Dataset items
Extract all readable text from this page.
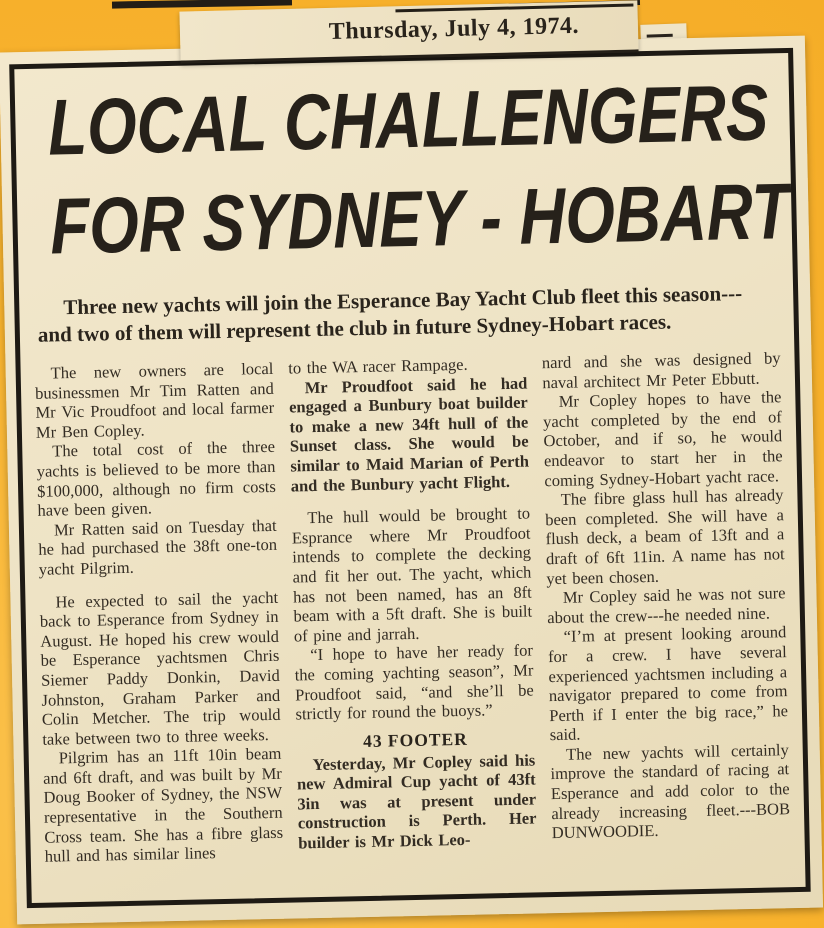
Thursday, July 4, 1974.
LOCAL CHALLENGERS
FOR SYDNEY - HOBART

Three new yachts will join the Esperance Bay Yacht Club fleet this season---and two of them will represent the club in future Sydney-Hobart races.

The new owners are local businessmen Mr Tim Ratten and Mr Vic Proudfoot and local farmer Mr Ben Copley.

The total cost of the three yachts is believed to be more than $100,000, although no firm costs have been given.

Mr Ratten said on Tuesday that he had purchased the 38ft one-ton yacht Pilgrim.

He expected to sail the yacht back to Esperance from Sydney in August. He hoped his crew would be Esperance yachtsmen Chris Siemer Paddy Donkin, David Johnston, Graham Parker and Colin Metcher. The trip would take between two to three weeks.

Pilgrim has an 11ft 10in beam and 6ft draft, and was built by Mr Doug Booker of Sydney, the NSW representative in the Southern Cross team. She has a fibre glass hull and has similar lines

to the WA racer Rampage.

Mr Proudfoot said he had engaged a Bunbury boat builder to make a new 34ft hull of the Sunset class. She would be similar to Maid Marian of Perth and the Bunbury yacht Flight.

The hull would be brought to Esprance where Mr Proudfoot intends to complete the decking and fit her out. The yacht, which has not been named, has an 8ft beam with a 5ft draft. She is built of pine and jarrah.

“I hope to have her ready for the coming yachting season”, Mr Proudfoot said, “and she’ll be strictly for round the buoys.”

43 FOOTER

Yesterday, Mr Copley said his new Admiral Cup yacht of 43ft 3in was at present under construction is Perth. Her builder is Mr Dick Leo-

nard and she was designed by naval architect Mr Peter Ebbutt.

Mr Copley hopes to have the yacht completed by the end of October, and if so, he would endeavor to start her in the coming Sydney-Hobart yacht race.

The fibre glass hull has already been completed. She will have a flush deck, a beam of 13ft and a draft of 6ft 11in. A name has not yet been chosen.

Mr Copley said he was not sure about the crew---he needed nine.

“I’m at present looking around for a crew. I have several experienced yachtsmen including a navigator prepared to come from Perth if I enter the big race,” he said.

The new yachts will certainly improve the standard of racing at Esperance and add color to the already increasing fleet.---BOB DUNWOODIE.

==

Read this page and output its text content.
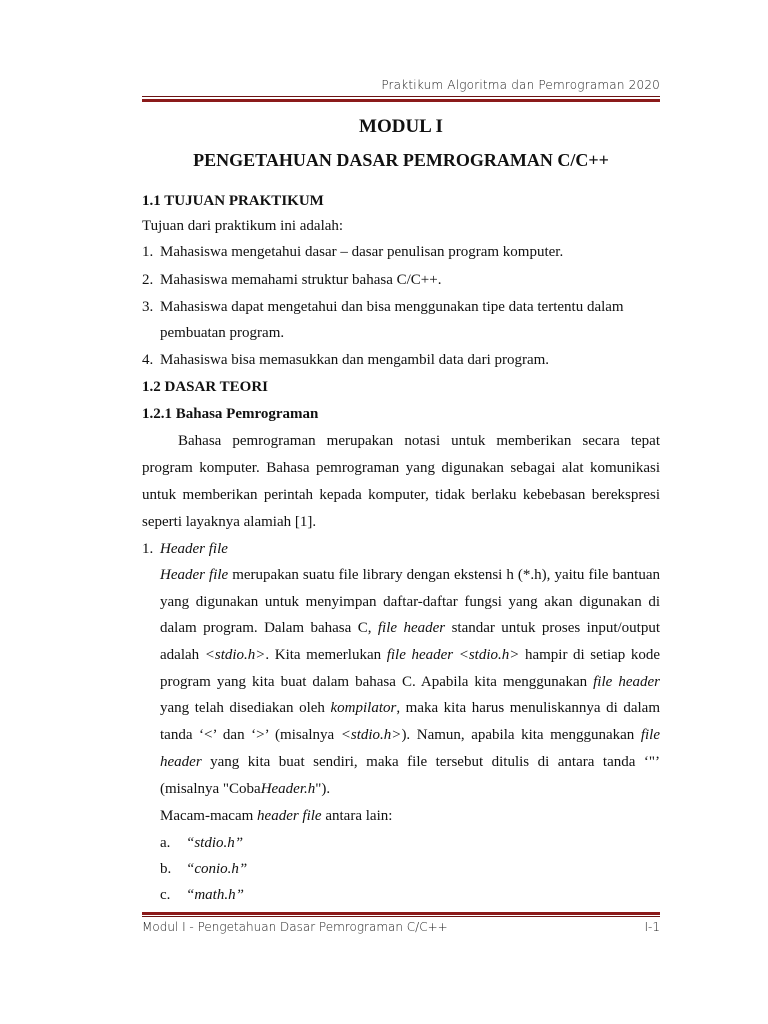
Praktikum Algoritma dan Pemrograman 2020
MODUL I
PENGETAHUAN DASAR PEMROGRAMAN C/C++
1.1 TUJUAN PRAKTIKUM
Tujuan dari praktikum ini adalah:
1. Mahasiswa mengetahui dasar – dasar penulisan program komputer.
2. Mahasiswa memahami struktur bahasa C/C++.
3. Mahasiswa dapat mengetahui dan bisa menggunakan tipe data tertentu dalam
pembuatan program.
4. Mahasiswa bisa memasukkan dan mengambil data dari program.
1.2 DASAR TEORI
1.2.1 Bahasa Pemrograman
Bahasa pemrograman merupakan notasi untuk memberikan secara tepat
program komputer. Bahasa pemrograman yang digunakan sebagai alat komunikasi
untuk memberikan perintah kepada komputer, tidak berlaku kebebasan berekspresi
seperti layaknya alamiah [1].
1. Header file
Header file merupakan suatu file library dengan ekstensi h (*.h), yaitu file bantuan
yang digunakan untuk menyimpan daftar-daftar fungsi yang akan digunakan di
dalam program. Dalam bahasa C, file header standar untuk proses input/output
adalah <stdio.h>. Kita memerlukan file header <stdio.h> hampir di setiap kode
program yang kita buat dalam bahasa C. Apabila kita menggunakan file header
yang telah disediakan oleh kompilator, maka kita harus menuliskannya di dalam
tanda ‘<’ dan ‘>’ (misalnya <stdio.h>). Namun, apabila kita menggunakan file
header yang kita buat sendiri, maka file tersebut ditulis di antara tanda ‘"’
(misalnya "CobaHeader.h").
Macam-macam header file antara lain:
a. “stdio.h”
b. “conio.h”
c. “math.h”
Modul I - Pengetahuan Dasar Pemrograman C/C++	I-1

...

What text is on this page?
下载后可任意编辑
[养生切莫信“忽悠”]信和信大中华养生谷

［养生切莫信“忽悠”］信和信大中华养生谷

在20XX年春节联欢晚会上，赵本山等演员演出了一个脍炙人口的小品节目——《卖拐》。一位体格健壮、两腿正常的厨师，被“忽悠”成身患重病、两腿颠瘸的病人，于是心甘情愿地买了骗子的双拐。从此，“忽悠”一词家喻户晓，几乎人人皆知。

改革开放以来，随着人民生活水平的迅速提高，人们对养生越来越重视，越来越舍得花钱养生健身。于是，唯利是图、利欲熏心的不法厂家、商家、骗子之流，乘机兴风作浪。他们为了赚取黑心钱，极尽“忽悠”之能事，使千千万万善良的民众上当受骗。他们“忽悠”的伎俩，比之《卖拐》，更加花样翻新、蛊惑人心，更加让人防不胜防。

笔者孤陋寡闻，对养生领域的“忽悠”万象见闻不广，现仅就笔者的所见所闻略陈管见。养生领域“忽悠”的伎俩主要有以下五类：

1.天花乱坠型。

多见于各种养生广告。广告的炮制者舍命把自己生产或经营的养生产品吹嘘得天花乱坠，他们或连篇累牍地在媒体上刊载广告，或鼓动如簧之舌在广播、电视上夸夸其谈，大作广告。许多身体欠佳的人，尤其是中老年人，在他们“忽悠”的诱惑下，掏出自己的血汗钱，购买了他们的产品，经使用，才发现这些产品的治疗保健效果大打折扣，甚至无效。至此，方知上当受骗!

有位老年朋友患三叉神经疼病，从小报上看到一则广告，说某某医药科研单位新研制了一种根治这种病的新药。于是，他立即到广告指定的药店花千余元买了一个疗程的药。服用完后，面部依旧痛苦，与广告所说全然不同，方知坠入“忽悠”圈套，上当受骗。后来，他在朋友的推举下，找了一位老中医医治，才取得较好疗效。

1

TO BE DONE:
Give the number of lines in the data that contain "beam", with no other words.

FULL RESPONSE:
3